■ **Exercise directions**
Output all the material that follows, exactly as given.

::: Dataset extract :::

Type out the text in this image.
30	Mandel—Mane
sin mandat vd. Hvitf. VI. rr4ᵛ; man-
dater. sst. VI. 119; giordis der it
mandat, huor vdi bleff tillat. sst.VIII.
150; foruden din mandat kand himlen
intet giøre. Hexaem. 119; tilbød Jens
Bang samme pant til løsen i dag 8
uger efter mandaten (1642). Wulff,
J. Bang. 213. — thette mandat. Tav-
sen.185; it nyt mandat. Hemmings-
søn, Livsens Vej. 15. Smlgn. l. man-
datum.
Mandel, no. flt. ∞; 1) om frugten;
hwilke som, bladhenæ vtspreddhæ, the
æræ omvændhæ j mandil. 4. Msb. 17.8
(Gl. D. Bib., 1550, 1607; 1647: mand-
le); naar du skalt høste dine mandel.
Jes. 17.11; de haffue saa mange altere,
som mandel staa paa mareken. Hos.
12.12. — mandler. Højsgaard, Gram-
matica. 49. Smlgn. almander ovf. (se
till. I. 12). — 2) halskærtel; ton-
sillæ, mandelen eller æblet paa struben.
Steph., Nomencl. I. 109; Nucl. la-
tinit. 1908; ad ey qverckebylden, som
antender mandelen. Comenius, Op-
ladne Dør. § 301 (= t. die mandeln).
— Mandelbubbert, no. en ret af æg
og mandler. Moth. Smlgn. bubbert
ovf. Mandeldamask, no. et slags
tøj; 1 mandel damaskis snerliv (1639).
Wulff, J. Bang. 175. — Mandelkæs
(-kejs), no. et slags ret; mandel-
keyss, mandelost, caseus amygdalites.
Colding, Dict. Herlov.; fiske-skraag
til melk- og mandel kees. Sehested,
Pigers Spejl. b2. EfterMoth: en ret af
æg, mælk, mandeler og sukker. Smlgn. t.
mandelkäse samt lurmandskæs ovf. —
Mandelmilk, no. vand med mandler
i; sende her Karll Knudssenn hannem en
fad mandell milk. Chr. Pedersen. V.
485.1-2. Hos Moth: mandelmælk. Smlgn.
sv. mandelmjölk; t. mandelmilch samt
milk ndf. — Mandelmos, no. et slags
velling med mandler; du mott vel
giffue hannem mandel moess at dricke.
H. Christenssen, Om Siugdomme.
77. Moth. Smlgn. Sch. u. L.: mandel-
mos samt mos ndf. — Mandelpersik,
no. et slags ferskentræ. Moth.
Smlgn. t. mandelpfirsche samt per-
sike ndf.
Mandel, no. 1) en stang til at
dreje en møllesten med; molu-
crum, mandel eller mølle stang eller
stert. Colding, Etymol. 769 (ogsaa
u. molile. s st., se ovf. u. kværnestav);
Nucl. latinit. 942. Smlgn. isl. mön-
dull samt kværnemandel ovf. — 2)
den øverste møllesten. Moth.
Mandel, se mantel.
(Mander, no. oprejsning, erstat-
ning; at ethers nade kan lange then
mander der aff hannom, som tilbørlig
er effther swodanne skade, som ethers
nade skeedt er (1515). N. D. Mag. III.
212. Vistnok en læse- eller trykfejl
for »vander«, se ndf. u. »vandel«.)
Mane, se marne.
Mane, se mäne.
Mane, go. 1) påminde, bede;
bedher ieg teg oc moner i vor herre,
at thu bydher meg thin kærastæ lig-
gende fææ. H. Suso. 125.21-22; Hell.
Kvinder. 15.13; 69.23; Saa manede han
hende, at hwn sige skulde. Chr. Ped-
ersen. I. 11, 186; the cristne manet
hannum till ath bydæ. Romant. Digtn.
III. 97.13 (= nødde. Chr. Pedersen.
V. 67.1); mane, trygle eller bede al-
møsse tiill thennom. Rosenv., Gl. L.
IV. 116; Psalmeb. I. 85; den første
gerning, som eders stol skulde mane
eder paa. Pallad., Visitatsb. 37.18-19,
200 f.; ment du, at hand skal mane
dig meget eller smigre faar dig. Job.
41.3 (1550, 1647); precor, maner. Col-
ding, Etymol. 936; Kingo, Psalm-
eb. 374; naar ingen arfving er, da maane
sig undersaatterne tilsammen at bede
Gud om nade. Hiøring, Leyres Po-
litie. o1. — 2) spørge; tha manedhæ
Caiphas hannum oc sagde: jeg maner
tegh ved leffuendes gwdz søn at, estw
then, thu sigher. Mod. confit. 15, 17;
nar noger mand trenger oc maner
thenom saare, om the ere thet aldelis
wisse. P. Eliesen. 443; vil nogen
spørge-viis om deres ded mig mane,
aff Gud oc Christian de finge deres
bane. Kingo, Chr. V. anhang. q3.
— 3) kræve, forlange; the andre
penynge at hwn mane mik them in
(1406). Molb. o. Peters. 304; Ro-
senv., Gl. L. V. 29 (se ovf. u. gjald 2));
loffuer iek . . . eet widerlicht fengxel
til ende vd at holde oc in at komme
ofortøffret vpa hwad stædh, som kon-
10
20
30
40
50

:::

■ **Correct response**
Type out the text in this image.
30	Mandel—Mane
sin mandat vd. Hvitf. VI. rr4ᵛ; man-
dater. sst. VI. 119; giordis der it
mandat, huor vdi bleff tillat. sst.VIII.
150; foruden din mandat kand himlen
intet giøre. Hexaem. 119; tilbød Jens
Bang samme pant til løsen i dag 8
uger efter mandaten (1642). Wulff,
J. Bang. 213. — thette mandat. Tav-
sen.185; it nyt mandat. Hemmings-
søn, Livsens Vej. 15. Smlgn. l. man-
datum.
Mandel, no. flt. ∞; 1) om frugten;
hwilke som, bladhenæ vtspreddhæ, the
æræ omvændhæ j mandil. 4. Msb. 17.8
(Gl. D. Bib., 1550, 1607; 1647: mand-
le); naar du skalt høste dine mandel.
Jes. 17.11; de haffue saa mange altere,
som mandel staa paa mareken. Hos.
12.12. — mandler. Højsgaard, Gram-
matica. 49. Smlgn. almander ovf. (se
till. I. 12). — 2) halskærtel; ton-
sillæ, mandelen eller æblet paa struben.
Steph., Nomencl. I. 109; Nucl. la-
tinit. 1908; ad ey qverckebylden, som
antender mandelen. Comenius, Op-
ladne Dør. § 301 (= t. die mandeln).
— Mandelbubbert, no. en ret af æg
og mandler. Moth. Smlgn. bubbert
ovf. Mandeldamask, no. et slags
tøj; 1 mandel damaskis snerliv (1639).
Wulff, J. Bang. 175. — Mandelkæs
(-kejs), no. et slags ret; mandel-
keyss, mandelost, caseus amygdalites.
Colding, Dict. Herlov.; fiske-skraag
til melk- og mandel kees. Sehested,
Pigers Spejl. b2. EfterMoth: en ret af
æg, mælk, mandeler og sukker. Smlgn. t.
mandelkäse samt lurmandskæs ovf. —
Mandelmilk, no. vand med mandler
i; sende her Karll Knudssenn hannem en
fad mandell milk. Chr. Pedersen. V.
485.1-2. Hos Moth: mandelmælk. Smlgn.
sv. mandelmjölk; t. mandelmilch samt
milk ndf. — Mandelmos, no. et slags
velling med mandler; du mott vel
giffue hannem mandel moess at dricke.
H. Christenssen, Om Siugdomme.
77. Moth. Smlgn. Sch. u. L.: mandel-
mos samt mos ndf. — Mandelpersik,
no. et slags ferskentræ. Moth.
Smlgn. t. mandelpfirsche samt per-
sike ndf.
Mandel, no. 1) en stang til at
dreje en møllesten med; molu-
crum, mandel eller mølle stang eller
stert. Colding, Etymol. 769 (ogsaa
u. molile. s st., se ovf. u. kværnestav);
Nucl. latinit. 942. Smlgn. isl. mön-
dull samt kværnemandel ovf. — 2)
den øverste møllesten. Moth.
Mandel, se mantel.
(Mander, no. oprejsning, erstat-
ning; at ethers nade kan lange then
mander der aff hannom, som tilbørlig
er effther swodanne skade, som ethers
nade skeedt er (1515). N. D. Mag. III.
212. Vistnok en læse- eller trykfejl
for »vander«, se ndf. u. »vandel«.)
Mane, se marne.
Mane, se mäne.
Mane, go. 1) påminde, bede;
bedher ieg teg oc moner i vor herre,
at thu bydher meg thin kærastæ lig-
gende fææ. H. Suso. 125.21-22; Hell.
Kvinder. 15.13; 69.23; Saa manede han
hende, at hwn sige skulde. Chr. Ped-
ersen. I. 11, 186; the cristne manet
hannum till ath bydæ. Romant. Digtn.
III. 97.13 (= nødde. Chr. Pedersen.
V. 67.1); mane, trygle eller bede al-
møsse tiill thennom. Rosenv., Gl. L.
IV. 116; Psalmeb. I. 85; den første
gerning, som eders stol skulde mane
eder paa. Pallad., Visitatsb. 37.18-19,
200 f.; ment du, at hand skal mane
dig meget eller smigre faar dig. Job.
41.3 (1550, 1647); precor, maner. Col-
ding, Etymol. 936; Kingo, Psalm-
eb. 374; naar ingen arfving er, da maane
sig undersaatterne tilsammen at bede
Gud om nade. Hiøring, Leyres Po-
litie. o1. — 2) spørge; tha manedhæ
Caiphas hannum oc sagde: jeg maner
tegh ved leffuendes gwdz søn at, estw
then, thu sigher. Mod. confit. 15, 17;
nar noger mand trenger oc maner
thenom saare, om the ere thet aldelis
wisse. P. Eliesen. 443; vil nogen
spørge-viis om deres ded mig mane,
aff Gud oc Christian de finge deres
bane. Kingo, Chr. V. anhang. q3.
— 3) kræve, forlange; the andre
penynge at hwn mane mik them in
(1406). Molb. o. Peters. 304; Ro-
senv., Gl. L. V. 29 (se ovf. u. gjald 2));
loffuer iek . . . eet widerlicht fengxel
til ende vd at holde oc in at komme
ofortøffret vpa hwad stædh, som kon-
10
20
30
40
50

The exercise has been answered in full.